(Records provided)
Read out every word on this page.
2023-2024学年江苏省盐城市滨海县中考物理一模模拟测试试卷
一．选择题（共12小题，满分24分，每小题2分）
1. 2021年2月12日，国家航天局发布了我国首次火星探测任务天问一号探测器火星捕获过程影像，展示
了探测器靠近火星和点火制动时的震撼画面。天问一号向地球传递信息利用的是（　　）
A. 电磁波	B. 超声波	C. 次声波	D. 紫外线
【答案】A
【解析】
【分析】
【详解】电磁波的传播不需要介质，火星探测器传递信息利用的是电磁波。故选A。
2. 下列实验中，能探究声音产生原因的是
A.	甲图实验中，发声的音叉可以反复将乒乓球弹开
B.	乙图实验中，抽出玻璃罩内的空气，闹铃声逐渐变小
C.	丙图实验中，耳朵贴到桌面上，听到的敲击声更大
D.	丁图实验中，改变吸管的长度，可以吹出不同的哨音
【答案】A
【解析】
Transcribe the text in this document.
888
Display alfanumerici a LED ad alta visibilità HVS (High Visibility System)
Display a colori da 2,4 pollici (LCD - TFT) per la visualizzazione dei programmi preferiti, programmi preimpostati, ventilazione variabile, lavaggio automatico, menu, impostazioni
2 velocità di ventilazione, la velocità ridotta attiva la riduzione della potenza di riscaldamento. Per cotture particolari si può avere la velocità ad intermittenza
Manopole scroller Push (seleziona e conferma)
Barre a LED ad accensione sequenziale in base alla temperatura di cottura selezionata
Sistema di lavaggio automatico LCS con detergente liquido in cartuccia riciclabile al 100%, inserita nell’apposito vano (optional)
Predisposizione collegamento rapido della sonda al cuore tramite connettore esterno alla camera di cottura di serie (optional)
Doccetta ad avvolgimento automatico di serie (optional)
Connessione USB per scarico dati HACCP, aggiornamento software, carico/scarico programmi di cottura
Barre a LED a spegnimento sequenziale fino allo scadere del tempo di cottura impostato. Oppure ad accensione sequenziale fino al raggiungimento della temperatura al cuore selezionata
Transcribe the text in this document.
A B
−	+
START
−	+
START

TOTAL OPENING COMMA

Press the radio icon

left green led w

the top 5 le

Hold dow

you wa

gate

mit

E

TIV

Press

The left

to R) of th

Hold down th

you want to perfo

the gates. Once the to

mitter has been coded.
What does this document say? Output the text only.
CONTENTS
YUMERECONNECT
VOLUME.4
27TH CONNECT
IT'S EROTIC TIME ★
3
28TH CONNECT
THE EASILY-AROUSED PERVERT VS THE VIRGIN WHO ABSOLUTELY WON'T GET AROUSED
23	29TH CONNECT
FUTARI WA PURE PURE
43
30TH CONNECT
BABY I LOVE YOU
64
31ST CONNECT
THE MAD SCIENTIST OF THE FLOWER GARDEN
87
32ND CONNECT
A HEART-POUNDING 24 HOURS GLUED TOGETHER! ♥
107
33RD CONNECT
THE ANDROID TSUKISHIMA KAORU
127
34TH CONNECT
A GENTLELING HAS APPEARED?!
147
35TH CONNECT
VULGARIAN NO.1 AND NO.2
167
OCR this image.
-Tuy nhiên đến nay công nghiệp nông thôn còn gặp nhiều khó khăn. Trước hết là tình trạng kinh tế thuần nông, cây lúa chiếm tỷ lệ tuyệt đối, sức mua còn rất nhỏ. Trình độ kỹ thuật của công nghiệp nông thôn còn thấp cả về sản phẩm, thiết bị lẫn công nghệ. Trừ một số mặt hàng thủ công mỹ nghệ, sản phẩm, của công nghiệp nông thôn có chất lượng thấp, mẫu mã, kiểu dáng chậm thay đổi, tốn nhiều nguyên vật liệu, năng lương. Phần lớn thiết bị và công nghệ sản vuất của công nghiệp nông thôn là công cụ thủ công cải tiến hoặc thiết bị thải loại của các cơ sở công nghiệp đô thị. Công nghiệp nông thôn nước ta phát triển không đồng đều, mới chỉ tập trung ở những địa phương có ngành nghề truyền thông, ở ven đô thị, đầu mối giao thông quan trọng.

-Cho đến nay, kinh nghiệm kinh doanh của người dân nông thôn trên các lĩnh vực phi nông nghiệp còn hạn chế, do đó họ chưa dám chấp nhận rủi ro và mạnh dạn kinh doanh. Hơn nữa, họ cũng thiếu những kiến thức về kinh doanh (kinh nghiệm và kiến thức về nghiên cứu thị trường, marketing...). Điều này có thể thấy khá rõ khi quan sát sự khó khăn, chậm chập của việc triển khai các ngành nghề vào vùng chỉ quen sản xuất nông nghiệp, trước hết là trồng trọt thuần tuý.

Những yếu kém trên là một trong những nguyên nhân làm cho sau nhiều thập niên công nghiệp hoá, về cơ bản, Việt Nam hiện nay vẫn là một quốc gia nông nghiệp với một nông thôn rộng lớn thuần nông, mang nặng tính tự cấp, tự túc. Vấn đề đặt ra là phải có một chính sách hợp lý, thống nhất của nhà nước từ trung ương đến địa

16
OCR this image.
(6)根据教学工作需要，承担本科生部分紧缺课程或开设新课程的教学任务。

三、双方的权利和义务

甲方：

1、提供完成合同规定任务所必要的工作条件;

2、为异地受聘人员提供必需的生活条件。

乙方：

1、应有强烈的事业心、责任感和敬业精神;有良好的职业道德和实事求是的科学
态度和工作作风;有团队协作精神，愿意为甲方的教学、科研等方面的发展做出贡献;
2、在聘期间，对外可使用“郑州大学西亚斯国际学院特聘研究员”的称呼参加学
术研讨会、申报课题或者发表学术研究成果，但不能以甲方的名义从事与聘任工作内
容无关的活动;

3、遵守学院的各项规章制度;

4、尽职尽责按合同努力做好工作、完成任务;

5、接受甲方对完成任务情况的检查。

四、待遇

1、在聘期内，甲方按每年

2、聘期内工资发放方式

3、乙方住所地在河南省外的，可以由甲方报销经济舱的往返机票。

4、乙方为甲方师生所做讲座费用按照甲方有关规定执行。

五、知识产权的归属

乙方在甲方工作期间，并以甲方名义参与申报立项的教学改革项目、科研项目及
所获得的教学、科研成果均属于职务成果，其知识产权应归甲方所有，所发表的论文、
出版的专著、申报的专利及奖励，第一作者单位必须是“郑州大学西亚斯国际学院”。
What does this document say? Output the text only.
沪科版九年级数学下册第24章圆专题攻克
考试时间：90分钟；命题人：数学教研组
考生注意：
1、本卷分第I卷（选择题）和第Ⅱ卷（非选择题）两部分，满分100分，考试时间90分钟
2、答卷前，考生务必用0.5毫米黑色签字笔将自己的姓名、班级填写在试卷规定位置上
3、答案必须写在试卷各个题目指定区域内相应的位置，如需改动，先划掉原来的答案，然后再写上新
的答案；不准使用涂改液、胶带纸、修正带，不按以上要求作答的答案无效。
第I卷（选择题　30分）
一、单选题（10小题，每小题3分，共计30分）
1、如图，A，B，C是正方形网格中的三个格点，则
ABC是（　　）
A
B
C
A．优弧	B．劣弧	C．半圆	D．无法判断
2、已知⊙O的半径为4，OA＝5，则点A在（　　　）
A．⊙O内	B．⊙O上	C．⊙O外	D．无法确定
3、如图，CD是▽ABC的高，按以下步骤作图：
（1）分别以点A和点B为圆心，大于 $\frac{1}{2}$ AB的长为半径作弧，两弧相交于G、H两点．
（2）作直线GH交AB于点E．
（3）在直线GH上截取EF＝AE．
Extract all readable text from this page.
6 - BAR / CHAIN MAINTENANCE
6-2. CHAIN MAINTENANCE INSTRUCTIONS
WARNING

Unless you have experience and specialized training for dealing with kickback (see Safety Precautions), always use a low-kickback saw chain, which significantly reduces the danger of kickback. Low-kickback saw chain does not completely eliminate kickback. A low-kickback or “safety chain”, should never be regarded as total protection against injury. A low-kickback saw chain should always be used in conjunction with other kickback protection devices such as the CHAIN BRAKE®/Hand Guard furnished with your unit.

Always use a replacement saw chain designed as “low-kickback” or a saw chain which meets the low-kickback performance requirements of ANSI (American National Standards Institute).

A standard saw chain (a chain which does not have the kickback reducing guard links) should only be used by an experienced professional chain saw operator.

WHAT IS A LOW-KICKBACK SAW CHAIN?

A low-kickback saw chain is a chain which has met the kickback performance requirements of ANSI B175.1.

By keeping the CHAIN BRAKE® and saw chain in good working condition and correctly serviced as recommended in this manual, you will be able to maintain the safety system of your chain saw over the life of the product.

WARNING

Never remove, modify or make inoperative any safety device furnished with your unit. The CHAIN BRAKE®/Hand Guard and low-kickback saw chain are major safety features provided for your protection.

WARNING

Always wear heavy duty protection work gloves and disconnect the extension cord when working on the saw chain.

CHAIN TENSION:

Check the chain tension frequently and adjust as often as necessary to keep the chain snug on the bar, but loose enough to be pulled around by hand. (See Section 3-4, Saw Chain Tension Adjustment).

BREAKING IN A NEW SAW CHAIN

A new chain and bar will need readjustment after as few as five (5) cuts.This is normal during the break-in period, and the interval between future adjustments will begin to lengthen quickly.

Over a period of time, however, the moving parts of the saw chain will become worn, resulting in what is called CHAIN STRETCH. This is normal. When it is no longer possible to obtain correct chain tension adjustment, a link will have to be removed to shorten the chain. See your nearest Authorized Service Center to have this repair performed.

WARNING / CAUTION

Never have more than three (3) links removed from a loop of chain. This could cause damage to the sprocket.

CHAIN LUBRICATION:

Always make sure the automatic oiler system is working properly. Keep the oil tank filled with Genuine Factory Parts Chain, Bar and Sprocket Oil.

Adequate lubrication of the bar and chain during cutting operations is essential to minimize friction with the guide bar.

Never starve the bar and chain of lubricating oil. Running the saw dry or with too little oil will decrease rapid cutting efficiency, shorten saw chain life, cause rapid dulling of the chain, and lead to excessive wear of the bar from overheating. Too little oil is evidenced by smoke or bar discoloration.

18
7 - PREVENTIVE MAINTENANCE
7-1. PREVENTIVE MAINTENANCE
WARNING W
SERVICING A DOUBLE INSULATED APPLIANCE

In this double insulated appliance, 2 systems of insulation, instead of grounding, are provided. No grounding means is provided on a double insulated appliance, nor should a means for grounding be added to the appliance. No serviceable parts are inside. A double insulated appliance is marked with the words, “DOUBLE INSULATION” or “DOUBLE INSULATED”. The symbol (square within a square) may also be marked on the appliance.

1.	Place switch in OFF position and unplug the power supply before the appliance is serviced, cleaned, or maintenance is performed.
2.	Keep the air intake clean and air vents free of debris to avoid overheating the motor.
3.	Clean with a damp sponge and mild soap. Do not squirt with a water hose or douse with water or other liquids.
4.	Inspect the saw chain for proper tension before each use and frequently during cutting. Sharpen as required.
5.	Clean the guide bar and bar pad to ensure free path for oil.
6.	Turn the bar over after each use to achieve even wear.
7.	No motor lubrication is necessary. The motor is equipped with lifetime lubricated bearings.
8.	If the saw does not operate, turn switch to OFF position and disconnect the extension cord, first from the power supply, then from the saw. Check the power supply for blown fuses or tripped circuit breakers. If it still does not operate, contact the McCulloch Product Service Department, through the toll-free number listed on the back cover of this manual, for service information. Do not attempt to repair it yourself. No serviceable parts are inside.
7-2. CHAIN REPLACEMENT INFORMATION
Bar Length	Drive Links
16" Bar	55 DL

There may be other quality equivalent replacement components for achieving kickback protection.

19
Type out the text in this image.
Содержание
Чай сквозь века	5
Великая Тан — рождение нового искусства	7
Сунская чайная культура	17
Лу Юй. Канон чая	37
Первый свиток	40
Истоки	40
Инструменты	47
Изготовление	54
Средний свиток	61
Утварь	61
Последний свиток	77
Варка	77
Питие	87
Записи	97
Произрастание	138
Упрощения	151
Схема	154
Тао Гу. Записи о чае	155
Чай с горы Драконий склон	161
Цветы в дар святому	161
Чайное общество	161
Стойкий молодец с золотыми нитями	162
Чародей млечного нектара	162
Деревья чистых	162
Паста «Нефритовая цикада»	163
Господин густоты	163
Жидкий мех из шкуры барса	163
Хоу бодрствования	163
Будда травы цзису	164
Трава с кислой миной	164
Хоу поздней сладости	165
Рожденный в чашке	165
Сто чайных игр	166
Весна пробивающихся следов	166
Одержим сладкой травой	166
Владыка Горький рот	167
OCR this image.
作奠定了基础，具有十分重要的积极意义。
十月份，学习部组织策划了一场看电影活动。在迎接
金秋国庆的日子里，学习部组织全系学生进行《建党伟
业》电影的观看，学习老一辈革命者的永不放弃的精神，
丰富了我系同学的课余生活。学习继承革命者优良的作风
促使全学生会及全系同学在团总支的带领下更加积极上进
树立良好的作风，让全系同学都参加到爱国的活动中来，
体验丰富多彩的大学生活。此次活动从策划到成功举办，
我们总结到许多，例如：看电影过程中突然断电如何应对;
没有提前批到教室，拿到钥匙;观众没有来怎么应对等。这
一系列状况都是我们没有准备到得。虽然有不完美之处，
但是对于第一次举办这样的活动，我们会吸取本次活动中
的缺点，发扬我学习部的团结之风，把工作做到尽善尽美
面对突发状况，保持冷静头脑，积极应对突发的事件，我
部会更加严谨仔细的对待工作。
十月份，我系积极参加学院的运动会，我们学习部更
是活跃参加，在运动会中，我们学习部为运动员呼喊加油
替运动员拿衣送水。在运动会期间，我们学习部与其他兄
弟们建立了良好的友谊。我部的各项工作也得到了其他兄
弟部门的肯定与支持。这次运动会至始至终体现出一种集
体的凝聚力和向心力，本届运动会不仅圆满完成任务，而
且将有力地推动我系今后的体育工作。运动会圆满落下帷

(Task brief) Copy every line of the listing that contains the word "extension".

(Solution to the problem)
Always wear heavy duty protection work gloves and disconnect the extension cord when working on the saw chain.
8.	If the saw does not operate, turn switch to OFF position and disconnect the extension cord, first from the power supply, then from the saw. Check the power supply for blown fuses or tripped circuit breakers. If it still does not operate, contact the McCulloch Product Service Department, through the toll-free number listed on the back cover of this manual, for service information. Do not attempt to repair it yourself. No serviceable parts are inside.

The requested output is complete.